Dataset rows

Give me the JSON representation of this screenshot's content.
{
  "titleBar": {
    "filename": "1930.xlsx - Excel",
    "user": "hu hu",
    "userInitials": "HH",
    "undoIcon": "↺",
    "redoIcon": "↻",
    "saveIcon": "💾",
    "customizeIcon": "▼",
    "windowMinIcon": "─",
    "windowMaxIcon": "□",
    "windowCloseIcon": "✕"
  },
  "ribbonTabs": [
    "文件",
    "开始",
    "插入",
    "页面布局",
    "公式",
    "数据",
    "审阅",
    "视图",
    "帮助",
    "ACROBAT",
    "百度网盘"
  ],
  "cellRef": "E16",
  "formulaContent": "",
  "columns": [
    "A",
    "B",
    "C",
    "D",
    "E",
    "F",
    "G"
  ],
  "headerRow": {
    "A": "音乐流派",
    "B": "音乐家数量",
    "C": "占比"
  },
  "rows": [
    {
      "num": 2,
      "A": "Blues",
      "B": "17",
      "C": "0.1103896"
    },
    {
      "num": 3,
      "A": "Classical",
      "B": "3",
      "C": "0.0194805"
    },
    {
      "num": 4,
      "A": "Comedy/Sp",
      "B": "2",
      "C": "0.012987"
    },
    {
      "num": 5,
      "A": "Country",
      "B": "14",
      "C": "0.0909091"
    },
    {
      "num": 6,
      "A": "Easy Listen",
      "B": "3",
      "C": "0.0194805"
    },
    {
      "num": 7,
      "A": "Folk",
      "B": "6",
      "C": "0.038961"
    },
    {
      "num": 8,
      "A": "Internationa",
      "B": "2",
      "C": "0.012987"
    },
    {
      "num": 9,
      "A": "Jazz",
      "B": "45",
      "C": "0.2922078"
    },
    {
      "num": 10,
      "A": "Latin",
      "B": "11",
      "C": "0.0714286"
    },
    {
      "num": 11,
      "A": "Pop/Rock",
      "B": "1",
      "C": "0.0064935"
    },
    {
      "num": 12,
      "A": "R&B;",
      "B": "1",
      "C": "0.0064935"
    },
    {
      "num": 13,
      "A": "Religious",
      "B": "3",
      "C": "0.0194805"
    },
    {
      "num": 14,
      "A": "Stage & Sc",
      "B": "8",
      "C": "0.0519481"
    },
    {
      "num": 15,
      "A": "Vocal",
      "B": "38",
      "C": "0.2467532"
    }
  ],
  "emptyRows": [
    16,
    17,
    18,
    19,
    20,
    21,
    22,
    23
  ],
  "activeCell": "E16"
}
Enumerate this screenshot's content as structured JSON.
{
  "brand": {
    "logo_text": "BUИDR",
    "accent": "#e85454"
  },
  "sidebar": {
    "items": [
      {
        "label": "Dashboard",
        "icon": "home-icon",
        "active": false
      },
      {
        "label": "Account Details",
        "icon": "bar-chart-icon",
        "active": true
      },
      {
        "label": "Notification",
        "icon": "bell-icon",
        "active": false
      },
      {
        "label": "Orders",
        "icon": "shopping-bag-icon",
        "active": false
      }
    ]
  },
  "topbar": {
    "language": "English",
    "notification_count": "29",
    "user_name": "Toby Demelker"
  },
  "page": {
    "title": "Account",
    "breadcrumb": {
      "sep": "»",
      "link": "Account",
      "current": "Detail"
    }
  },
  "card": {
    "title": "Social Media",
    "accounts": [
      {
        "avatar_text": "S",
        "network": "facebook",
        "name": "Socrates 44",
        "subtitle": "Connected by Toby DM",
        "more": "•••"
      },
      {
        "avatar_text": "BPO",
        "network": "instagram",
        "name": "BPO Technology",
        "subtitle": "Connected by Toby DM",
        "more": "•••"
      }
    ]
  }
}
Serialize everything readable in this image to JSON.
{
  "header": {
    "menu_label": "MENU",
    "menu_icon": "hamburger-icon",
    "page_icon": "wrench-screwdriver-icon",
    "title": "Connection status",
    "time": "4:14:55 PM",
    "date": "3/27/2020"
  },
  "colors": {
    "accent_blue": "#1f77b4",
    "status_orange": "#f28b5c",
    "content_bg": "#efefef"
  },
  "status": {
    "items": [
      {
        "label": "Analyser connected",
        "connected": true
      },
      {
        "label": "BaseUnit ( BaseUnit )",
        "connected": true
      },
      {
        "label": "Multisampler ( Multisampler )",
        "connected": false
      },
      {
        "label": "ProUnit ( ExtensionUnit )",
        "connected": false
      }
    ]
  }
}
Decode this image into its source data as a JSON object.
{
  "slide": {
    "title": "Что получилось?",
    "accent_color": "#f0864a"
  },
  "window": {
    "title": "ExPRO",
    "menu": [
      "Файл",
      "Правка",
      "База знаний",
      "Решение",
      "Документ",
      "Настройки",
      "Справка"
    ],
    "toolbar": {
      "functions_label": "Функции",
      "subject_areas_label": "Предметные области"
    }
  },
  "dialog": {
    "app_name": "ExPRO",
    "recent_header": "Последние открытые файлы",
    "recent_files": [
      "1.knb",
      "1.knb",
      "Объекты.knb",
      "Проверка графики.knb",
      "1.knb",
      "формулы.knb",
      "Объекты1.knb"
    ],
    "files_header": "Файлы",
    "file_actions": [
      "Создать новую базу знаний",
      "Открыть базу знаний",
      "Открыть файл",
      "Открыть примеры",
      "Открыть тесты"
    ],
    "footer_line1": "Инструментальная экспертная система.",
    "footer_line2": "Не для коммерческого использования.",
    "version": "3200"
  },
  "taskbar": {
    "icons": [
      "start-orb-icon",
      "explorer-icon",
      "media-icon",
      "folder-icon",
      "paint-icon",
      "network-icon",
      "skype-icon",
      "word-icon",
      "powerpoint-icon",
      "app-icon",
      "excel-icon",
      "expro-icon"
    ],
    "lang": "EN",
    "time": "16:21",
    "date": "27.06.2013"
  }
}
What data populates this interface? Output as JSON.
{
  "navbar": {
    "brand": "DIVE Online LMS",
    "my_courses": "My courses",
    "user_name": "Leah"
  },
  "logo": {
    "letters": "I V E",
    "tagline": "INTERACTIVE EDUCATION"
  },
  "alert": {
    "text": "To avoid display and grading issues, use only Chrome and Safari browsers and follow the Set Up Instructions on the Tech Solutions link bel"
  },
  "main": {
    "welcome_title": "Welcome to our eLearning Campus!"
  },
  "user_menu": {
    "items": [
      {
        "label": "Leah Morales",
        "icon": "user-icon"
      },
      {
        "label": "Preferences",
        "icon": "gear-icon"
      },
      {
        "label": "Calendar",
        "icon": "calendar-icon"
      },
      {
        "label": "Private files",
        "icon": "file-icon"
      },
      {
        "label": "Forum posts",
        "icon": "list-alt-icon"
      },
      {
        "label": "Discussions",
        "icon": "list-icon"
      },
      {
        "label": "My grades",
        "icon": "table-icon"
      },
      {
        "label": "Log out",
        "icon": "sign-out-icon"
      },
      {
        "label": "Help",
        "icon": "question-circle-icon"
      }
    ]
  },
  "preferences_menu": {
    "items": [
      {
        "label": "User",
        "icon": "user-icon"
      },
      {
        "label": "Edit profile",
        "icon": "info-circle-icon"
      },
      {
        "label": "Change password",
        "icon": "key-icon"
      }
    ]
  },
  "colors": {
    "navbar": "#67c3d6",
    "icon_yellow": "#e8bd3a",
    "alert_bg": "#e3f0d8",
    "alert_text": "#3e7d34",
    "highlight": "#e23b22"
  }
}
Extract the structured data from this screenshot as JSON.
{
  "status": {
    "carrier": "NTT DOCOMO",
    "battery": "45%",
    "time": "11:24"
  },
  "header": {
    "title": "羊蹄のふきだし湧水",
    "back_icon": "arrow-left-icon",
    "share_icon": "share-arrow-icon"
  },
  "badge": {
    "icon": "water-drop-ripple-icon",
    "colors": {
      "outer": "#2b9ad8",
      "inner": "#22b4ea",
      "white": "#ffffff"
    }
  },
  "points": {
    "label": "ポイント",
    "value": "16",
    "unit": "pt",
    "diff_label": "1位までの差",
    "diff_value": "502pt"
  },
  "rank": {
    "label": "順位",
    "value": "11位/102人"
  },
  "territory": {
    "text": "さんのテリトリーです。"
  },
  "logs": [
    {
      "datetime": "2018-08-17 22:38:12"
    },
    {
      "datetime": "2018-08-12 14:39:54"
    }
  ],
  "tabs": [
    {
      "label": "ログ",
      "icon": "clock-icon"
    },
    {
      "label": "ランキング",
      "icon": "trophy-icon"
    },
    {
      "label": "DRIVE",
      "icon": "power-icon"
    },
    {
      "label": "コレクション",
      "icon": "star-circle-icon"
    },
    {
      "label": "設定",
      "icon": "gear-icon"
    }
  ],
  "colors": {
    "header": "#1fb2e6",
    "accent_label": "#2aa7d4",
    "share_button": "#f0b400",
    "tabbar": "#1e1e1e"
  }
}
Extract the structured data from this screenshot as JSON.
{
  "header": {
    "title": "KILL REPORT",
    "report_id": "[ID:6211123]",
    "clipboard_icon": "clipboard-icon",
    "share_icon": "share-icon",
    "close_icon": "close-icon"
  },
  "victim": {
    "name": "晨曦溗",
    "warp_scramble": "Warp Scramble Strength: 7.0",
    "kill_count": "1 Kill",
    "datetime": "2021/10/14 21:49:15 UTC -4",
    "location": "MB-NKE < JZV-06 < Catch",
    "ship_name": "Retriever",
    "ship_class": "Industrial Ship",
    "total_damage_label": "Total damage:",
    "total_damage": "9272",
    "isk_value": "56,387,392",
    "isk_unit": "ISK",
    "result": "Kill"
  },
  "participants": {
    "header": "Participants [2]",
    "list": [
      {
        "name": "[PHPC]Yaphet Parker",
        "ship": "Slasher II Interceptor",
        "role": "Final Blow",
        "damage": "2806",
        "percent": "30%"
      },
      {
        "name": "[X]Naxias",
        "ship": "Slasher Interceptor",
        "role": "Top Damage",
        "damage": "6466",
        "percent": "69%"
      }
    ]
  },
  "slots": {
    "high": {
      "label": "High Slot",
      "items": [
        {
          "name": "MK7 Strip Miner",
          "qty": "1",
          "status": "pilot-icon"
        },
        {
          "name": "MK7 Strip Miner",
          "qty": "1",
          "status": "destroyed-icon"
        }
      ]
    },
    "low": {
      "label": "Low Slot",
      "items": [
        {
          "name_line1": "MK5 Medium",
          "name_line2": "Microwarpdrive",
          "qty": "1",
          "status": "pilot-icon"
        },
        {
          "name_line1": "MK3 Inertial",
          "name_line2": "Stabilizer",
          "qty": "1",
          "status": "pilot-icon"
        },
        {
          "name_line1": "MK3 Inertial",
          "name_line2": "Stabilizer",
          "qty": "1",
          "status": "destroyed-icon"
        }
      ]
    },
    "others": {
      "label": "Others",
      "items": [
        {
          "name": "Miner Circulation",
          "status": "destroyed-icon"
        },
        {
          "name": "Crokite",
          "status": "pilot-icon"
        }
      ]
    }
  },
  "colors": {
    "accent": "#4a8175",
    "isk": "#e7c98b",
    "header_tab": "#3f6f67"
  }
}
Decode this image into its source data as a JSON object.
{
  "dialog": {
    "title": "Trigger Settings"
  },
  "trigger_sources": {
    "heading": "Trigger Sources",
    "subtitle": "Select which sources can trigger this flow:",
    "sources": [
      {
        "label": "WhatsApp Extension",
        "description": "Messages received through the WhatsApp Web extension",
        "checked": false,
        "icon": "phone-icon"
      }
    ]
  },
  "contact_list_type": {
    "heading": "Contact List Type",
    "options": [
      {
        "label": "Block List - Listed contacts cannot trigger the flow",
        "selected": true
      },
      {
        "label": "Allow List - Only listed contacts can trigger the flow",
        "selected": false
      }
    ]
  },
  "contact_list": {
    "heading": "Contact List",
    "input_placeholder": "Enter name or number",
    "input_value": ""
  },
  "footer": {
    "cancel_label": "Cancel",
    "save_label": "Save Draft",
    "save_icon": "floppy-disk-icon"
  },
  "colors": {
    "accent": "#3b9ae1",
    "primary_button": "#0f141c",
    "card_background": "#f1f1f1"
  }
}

Challenge »
Count up the lines in the listing that hold the word "datetime", and give that number only.

Expected answer »
3